(Source data)
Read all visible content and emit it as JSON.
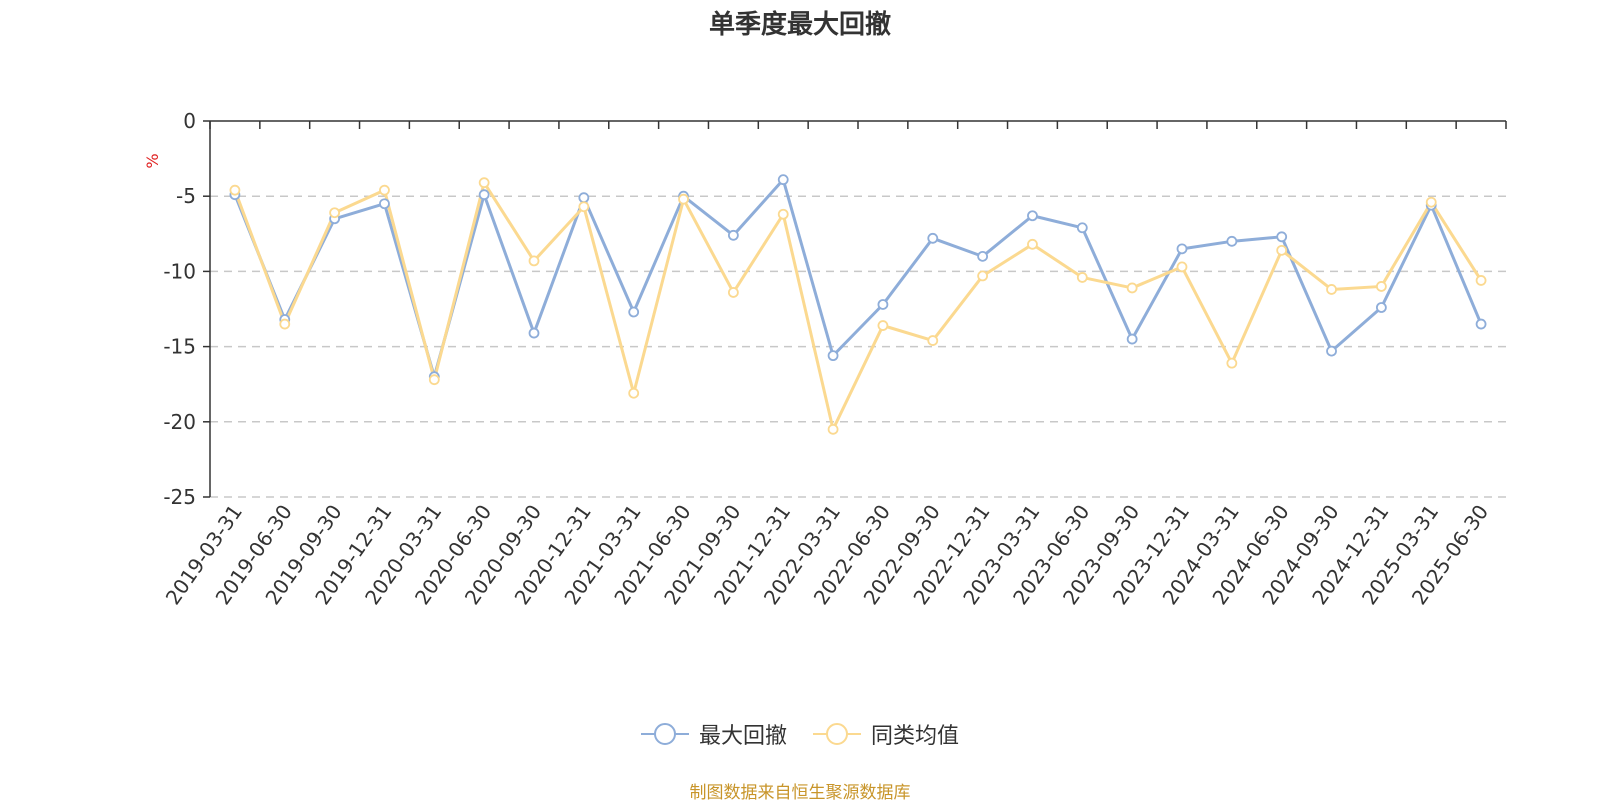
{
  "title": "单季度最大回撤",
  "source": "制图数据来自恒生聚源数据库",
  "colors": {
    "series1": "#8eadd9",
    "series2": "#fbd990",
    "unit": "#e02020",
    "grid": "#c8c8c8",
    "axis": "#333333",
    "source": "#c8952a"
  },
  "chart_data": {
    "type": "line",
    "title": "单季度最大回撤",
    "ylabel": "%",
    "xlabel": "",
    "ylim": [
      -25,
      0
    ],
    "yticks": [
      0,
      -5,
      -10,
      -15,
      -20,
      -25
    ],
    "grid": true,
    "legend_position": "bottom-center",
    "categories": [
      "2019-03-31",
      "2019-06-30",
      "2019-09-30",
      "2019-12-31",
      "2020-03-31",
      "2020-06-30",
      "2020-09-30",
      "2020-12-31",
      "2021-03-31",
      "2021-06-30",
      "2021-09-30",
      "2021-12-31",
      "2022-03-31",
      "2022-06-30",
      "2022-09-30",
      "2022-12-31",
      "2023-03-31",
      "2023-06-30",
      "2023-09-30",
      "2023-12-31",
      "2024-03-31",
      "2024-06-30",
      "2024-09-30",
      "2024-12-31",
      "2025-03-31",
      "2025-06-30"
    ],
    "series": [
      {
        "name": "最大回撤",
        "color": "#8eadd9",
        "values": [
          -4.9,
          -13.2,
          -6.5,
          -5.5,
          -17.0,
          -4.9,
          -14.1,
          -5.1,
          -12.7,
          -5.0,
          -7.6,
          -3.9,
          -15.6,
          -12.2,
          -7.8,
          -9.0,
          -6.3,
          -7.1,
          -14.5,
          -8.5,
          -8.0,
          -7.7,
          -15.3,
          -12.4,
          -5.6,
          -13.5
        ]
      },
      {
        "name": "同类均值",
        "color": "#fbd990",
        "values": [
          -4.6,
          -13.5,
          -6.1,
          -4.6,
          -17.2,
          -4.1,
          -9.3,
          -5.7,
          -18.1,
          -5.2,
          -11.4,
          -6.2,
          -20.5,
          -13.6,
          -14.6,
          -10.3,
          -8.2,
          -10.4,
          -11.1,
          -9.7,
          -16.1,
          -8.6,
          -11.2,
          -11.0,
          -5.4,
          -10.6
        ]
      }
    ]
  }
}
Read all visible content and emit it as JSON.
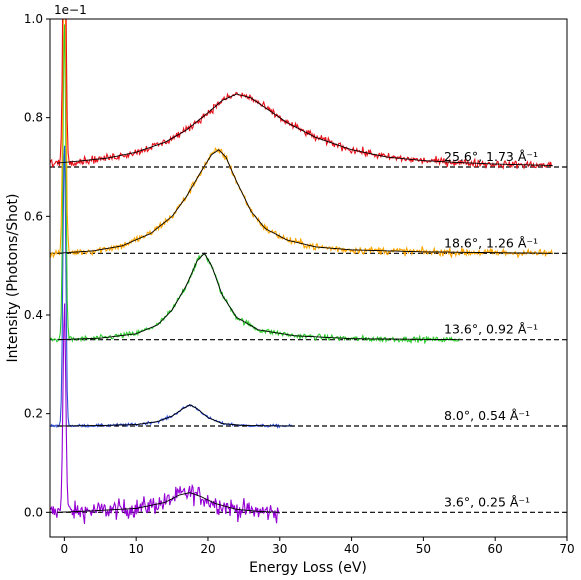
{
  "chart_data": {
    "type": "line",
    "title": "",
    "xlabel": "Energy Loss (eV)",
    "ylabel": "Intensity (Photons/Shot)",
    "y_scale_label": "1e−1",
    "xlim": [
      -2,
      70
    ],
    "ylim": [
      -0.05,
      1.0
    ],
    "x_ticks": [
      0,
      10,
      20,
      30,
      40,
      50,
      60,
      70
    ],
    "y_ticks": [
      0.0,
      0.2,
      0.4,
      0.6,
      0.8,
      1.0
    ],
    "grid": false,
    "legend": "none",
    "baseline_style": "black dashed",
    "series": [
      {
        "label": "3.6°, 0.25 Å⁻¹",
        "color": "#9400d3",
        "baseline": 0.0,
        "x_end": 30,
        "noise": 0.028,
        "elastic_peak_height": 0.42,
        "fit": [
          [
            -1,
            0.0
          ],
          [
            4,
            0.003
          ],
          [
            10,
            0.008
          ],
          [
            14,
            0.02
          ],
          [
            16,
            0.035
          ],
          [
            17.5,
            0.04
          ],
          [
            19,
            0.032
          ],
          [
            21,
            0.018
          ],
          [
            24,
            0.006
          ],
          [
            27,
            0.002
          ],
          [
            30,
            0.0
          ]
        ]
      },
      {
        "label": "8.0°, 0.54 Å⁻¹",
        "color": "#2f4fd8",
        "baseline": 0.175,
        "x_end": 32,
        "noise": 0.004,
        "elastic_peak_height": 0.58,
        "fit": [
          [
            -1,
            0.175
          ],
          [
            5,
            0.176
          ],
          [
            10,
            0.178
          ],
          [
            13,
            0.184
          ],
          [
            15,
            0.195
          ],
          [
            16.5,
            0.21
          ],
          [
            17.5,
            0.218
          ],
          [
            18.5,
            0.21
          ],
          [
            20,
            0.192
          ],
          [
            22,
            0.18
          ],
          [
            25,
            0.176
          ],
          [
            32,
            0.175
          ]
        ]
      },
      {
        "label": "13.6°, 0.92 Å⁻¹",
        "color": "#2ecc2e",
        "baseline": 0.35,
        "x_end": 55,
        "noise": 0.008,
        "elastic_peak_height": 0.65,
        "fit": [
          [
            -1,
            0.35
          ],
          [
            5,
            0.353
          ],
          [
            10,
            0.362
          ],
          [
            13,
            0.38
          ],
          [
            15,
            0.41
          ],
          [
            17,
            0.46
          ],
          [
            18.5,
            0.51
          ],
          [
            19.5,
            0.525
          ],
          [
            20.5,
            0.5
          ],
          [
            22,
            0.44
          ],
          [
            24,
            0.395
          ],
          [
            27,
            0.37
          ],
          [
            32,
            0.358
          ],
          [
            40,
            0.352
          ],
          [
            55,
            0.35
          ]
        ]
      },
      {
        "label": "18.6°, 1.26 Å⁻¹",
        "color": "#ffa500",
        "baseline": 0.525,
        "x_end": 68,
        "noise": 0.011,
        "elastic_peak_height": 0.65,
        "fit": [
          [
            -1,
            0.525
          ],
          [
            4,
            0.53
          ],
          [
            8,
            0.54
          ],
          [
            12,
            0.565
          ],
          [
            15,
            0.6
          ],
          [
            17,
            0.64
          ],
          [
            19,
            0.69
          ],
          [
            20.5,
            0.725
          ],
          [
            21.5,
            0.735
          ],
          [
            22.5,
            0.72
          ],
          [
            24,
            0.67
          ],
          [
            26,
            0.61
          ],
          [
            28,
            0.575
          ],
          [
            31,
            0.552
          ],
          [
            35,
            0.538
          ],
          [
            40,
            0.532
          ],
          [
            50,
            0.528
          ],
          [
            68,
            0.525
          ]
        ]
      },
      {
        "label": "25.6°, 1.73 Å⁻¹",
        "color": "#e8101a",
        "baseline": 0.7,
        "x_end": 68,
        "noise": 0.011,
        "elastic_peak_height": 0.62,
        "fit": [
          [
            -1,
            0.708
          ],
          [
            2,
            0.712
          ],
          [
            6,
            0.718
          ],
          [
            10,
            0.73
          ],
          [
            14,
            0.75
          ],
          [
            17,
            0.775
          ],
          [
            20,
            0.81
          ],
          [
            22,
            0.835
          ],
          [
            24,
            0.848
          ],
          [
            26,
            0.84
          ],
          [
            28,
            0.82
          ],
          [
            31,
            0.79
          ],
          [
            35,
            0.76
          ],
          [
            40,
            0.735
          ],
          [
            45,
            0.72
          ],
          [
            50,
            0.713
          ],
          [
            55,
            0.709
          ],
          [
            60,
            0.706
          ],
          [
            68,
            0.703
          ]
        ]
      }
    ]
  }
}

#### [Directions for this task]
Repeat each record exactly as shown above, dropping all images.

#### [Reply to the exercise]
Read all visible content and emit it as JSON.
{
  "title": "单季度最大回撤",
  "source": "制图数据来自恒生聚源数据库",
  "colors": {
    "series1": "#8eadd9",
    "series2": "#fbd990",
    "unit": "#e02020",
    "grid": "#c8c8c8",
    "axis": "#333333",
    "source": "#c8952a"
  },
  "chart_data": {
    "type": "line",
    "title": "单季度最大回撤",
    "ylabel": "%",
    "xlabel": "",
    "ylim": [
      -25,
      0
    ],
    "yticks": [
      0,
      -5,
      -10,
      -15,
      -20,
      -25
    ],
    "grid": true,
    "legend_position": "bottom-center",
    "categories": [
      "2019-03-31",
      "2019-06-30",
      "2019-09-30",
      "2019-12-31",
      "2020-03-31",
      "2020-06-30",
      "2020-09-30",
      "2020-12-31",
      "2021-03-31",
      "2021-06-30",
      "2021-09-30",
      "2021-12-31",
      "2022-03-31",
      "2022-06-30",
      "2022-09-30",
      "2022-12-31",
      "2023-03-31",
      "2023-06-30",
      "2023-09-30",
      "2023-12-31",
      "2024-03-31",
      "2024-06-30",
      "2024-09-30",
      "2024-12-31",
      "2025-03-31",
      "2025-06-30"
    ],
    "series": [
      {
        "name": "最大回撤",
        "color": "#8eadd9",
        "values": [
          -4.9,
          -13.2,
          -6.5,
          -5.5,
          -17.0,
          -4.9,
          -14.1,
          -5.1,
          -12.7,
          -5.0,
          -7.6,
          -3.9,
          -15.6,
          -12.2,
          -7.8,
          -9.0,
          -6.3,
          -7.1,
          -14.5,
          -8.5,
          -8.0,
          -7.7,
          -15.3,
          -12.4,
          -5.6,
          -13.5
        ]
      },
      {
        "name": "同类均值",
        "color": "#fbd990",
        "values": [
          -4.6,
          -13.5,
          -6.1,
          -4.6,
          -17.2,
          -4.1,
          -9.3,
          -5.7,
          -18.1,
          -5.2,
          -11.4,
          -6.2,
          -20.5,
          -13.6,
          -14.6,
          -10.3,
          -8.2,
          -10.4,
          -11.1,
          -9.7,
          -16.1,
          -8.6,
          -11.2,
          -11.0,
          -5.4,
          -10.6
        ]
      }
    ]
  }
}
Read all visible content and emit it as JSON.
{
  "chart_data": {
    "type": "line",
    "title": "",
    "xlabel": "Energy Loss (eV)",
    "ylabel": "Intensity (Photons/Shot)",
    "y_scale_label": "1e−1",
    "xlim": [
      -2,
      70
    ],
    "ylim": [
      -0.05,
      1.0
    ],
    "x_ticks": [
      0,
      10,
      20,
      30,
      40,
      50,
      60,
      70
    ],
    "y_ticks": [
      0.0,
      0.2,
      0.4,
      0.6,
      0.8,
      1.0
    ],
    "grid": false,
    "legend": "none",
    "baseline_style": "black dashed",
    "series": [
      {
        "label": "3.6°, 0.25 Å⁻¹",
        "color": "#9400d3",
        "baseline": 0.0,
        "x_end": 30,
        "noise": 0.028,
        "elastic_peak_height": 0.42,
        "fit": [
          [
            -1,
            0.0
          ],
          [
            4,
            0.003
          ],
          [
            10,
            0.008
          ],
          [
            14,
            0.02
          ],
          [
            16,
            0.035
          ],
          [
            17.5,
            0.04
          ],
          [
            19,
            0.032
          ],
          [
            21,
            0.018
          ],
          [
            24,
            0.006
          ],
          [
            27,
            0.002
          ],
          [
            30,
            0.0
          ]
        ]
      },
      {
        "label": "8.0°, 0.54 Å⁻¹",
        "color": "#2f4fd8",
        "baseline": 0.175,
        "x_end": 32,
        "noise": 0.004,
        "elastic_peak_height": 0.58,
        "fit": [
          [
            -1,
            0.175
          ],
          [
            5,
            0.176
          ],
          [
            10,
            0.178
          ],
          [
            13,
            0.184
          ],
          [
            15,
            0.195
          ],
          [
            16.5,
            0.21
          ],
          [
            17.5,
            0.218
          ],
          [
            18.5,
            0.21
          ],
          [
            20,
            0.192
          ],
          [
            22,
            0.18
          ],
          [
            25,
            0.176
          ],
          [
            32,
            0.175
          ]
        ]
      },
      {
        "label": "13.6°, 0.92 Å⁻¹",
        "color": "#2ecc2e",
        "baseline": 0.35,
        "x_end": 55,
        "noise": 0.008,
        "elastic_peak_height": 0.65,
        "fit": [
          [
            -1,
            0.35
          ],
          [
            5,
            0.353
          ],
          [
            10,
            0.362
          ],
          [
            13,
            0.38
          ],
          [
            15,
            0.41
          ],
          [
            17,
            0.46
          ],
          [
            18.5,
            0.51
          ],
          [
            19.5,
            0.525
          ],
          [
            20.5,
            0.5
          ],
          [
            22,
            0.44
          ],
          [
            24,
            0.395
          ],
          [
            27,
            0.37
          ],
          [
            32,
            0.358
          ],
          [
            40,
            0.352
          ],
          [
            55,
            0.35
          ]
        ]
      },
      {
        "label": "18.6°, 1.26 Å⁻¹",
        "color": "#ffa500",
        "baseline": 0.525,
        "x_end": 68,
        "noise": 0.011,
        "elastic_peak_height": 0.65,
        "fit": [
          [
            -1,
            0.525
          ],
          [
            4,
            0.53
          ],
          [
            8,
            0.54
          ],
          [
            12,
            0.565
          ],
          [
            15,
            0.6
          ],
          [
            17,
            0.64
          ],
          [
            19,
            0.69
          ],
          [
            20.5,
            0.725
          ],
          [
            21.5,
            0.735
          ],
          [
            22.5,
            0.72
          ],
          [
            24,
            0.67
          ],
          [
            26,
            0.61
          ],
          [
            28,
            0.575
          ],
          [
            31,
            0.552
          ],
          [
            35,
            0.538
          ],
          [
            40,
            0.532
          ],
          [
            50,
            0.528
          ],
          [
            68,
            0.525
          ]
        ]
      },
      {
        "label": "25.6°, 1.73 Å⁻¹",
        "color": "#e8101a",
        "baseline": 0.7,
        "x_end": 68,
        "noise": 0.011,
        "elastic_peak_height": 0.62,
        "fit": [
          [
            -1,
            0.708
          ],
          [
            2,
            0.712
          ],
          [
            6,
            0.718
          ],
          [
            10,
            0.73
          ],
          [
            14,
            0.75
          ],
          [
            17,
            0.775
          ],
          [
            20,
            0.81
          ],
          [
            22,
            0.835
          ],
          [
            24,
            0.848
          ],
          [
            26,
            0.84
          ],
          [
            28,
            0.82
          ],
          [
            31,
            0.79
          ],
          [
            35,
            0.76
          ],
          [
            40,
            0.735
          ],
          [
            45,
            0.72
          ],
          [
            50,
            0.713
          ],
          [
            55,
            0.709
          ],
          [
            60,
            0.706
          ],
          [
            68,
            0.703
          ]
        ]
      }
    ]
  }
}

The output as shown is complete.